* Work to be completed
Output a single figure: the number of lines in which the word "summary" appears.

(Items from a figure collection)
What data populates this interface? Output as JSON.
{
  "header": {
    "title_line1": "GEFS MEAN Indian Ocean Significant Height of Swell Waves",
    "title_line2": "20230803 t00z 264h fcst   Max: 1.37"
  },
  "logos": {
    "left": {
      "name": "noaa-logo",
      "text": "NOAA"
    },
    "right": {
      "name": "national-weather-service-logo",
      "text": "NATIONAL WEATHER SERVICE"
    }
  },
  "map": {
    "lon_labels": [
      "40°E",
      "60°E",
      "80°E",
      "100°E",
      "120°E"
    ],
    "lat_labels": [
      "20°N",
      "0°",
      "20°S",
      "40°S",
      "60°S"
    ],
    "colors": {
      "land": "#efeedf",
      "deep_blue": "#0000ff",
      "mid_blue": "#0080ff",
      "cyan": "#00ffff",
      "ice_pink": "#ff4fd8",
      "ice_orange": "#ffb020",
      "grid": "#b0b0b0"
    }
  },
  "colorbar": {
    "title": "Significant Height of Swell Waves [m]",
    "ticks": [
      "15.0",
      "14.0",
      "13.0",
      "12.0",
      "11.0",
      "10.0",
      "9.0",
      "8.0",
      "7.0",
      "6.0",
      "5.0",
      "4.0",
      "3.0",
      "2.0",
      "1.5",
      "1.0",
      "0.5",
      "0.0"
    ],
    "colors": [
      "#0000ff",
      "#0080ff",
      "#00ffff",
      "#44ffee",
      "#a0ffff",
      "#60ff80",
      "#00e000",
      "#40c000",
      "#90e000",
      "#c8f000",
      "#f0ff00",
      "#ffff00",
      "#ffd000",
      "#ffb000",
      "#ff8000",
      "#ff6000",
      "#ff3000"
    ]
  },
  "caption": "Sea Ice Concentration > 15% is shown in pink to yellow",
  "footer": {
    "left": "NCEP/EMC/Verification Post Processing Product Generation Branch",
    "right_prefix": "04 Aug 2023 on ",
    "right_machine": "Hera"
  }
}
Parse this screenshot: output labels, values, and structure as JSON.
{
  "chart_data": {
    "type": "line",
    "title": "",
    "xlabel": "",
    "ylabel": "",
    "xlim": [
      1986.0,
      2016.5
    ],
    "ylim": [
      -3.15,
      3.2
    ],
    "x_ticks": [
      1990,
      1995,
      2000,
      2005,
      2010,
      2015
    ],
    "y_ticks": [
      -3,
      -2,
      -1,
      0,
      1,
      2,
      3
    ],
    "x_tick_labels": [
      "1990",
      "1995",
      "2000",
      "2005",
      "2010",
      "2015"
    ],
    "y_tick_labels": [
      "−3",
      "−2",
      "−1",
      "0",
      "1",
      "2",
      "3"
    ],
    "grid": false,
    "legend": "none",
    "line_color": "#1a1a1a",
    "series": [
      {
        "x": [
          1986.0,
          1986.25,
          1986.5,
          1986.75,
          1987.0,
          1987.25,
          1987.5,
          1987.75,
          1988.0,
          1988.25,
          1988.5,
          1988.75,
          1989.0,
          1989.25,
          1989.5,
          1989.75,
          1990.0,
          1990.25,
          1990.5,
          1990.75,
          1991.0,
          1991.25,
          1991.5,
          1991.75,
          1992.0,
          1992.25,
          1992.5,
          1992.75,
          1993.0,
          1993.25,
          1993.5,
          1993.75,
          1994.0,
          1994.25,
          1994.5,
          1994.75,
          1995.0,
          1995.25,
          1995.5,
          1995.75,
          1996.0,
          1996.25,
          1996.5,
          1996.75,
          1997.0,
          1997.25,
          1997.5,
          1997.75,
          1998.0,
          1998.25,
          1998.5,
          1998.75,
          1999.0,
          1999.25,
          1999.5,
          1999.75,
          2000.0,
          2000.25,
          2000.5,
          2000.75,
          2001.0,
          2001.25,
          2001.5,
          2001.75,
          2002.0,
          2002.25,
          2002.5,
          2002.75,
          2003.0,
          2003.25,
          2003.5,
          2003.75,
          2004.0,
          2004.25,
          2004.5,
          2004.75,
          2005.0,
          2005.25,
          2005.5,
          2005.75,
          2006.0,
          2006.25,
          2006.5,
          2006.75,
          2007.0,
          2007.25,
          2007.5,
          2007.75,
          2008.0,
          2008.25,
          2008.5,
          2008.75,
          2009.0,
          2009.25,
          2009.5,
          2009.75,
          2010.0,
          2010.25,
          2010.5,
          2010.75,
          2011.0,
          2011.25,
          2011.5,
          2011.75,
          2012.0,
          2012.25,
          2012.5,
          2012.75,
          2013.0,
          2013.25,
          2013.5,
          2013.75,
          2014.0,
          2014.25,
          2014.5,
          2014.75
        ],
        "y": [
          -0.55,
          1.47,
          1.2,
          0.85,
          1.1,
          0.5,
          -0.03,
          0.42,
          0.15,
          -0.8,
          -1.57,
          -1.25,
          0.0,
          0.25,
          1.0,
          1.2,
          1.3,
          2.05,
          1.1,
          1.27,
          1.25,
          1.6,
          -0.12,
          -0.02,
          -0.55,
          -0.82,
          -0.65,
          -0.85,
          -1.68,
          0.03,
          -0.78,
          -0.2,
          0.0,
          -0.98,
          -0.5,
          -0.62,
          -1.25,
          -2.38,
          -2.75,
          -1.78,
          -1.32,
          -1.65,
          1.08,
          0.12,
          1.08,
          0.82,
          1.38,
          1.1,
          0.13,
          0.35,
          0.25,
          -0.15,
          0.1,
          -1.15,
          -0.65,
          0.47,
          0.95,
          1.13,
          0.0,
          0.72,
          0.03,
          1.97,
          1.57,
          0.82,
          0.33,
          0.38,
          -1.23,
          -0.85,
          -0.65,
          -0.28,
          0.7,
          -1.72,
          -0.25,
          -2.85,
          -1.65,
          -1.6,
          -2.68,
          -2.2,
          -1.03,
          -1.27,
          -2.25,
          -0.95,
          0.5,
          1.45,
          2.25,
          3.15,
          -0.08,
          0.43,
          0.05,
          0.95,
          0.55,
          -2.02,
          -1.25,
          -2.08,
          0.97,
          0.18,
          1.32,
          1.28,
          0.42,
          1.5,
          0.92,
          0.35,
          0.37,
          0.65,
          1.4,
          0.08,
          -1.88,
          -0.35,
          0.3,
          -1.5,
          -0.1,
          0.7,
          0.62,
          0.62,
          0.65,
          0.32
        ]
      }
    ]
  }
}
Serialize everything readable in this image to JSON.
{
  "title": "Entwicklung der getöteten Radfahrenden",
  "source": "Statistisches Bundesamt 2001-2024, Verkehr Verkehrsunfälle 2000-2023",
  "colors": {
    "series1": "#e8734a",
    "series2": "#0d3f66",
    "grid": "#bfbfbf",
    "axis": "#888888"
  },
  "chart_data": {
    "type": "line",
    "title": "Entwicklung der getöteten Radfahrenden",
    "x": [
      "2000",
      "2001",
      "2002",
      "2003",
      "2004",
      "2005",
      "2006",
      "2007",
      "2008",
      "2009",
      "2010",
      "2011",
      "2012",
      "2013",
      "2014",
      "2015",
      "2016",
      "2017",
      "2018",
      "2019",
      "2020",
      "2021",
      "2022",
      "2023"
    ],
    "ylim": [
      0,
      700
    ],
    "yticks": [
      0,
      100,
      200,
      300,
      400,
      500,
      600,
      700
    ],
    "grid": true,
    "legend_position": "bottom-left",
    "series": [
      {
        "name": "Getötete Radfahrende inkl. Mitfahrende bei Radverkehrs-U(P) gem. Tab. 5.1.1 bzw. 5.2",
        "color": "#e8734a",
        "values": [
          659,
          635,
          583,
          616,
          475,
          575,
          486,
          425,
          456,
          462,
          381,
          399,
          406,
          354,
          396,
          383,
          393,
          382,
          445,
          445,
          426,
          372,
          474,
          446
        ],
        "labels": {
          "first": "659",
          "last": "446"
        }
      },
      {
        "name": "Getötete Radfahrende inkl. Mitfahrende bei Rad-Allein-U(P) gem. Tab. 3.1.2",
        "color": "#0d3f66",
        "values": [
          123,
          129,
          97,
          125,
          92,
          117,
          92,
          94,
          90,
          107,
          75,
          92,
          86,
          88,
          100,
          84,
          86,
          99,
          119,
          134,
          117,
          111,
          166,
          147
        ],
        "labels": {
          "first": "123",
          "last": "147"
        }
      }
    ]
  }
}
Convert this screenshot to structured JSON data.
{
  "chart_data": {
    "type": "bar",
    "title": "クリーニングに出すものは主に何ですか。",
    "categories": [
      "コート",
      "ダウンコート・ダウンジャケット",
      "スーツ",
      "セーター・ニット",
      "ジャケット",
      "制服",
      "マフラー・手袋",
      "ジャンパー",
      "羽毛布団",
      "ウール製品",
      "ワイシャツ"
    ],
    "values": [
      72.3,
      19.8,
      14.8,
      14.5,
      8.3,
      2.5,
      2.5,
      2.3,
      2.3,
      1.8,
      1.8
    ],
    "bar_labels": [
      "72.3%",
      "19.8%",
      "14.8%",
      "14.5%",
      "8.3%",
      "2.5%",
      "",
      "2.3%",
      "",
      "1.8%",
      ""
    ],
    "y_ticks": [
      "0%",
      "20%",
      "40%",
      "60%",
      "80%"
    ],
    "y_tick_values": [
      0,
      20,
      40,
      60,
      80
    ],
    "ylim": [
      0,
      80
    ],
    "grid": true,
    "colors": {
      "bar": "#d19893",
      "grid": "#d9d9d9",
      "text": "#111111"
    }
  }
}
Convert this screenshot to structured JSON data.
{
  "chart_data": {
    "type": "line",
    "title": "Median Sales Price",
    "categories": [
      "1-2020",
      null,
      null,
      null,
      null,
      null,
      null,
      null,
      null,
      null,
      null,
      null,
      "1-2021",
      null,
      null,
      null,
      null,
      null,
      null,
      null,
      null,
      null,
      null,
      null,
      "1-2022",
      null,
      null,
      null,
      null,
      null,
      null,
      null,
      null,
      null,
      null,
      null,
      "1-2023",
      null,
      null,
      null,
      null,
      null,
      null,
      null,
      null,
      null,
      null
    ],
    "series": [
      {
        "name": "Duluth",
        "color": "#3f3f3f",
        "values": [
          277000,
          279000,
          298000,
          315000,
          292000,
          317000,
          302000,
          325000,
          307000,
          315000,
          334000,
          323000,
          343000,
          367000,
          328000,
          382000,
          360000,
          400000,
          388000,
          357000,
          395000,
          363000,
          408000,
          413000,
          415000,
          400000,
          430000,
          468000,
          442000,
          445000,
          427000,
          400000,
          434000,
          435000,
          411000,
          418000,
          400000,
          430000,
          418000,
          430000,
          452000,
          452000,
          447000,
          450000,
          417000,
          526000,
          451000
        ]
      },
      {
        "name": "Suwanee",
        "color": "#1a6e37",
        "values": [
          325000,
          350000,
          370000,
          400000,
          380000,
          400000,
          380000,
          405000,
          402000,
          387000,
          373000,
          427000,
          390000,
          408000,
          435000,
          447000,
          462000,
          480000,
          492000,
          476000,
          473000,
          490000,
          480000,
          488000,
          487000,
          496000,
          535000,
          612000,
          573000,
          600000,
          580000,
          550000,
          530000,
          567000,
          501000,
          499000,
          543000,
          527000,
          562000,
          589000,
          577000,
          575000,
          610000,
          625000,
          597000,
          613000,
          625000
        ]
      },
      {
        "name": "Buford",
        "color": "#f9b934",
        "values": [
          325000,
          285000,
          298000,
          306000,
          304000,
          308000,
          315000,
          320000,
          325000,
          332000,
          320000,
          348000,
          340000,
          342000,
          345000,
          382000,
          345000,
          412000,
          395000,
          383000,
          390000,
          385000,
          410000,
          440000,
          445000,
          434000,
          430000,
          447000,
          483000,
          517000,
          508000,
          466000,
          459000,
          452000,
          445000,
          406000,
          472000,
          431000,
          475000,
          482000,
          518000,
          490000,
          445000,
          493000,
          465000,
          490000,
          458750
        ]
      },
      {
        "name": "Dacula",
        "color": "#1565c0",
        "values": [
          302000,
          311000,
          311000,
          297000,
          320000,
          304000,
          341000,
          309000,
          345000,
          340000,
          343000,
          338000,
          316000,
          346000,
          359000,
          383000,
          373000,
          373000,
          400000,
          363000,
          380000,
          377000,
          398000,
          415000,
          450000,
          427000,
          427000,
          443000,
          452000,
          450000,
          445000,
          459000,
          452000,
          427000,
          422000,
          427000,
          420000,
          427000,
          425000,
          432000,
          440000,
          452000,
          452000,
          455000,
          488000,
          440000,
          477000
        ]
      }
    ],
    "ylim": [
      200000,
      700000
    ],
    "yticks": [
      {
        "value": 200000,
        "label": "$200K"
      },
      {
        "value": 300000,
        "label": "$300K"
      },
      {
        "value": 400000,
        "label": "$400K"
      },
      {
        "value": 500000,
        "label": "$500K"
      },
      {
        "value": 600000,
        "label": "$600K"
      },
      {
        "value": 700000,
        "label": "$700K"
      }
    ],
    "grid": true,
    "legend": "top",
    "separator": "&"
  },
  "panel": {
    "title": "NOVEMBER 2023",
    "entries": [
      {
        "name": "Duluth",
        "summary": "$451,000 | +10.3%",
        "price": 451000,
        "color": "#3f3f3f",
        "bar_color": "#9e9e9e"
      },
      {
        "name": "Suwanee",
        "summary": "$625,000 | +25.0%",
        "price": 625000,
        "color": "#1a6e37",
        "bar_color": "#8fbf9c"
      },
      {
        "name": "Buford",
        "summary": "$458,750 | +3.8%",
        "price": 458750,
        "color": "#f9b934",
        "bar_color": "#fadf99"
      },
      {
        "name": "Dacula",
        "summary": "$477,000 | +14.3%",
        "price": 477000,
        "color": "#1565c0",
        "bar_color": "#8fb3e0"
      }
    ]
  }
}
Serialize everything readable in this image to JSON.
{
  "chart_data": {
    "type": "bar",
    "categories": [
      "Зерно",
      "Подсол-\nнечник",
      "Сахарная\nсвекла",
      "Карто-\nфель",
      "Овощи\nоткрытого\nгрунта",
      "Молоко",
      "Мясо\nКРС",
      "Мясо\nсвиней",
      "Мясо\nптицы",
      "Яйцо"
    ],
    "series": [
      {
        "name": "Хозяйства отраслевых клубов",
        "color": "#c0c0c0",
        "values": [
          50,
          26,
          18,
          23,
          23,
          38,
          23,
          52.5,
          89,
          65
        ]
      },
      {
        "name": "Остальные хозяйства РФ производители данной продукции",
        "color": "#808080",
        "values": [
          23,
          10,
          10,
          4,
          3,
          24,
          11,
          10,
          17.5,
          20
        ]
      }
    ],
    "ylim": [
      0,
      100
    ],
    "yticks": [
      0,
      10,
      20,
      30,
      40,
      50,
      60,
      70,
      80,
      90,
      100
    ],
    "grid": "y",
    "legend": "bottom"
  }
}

* Exercise answer
4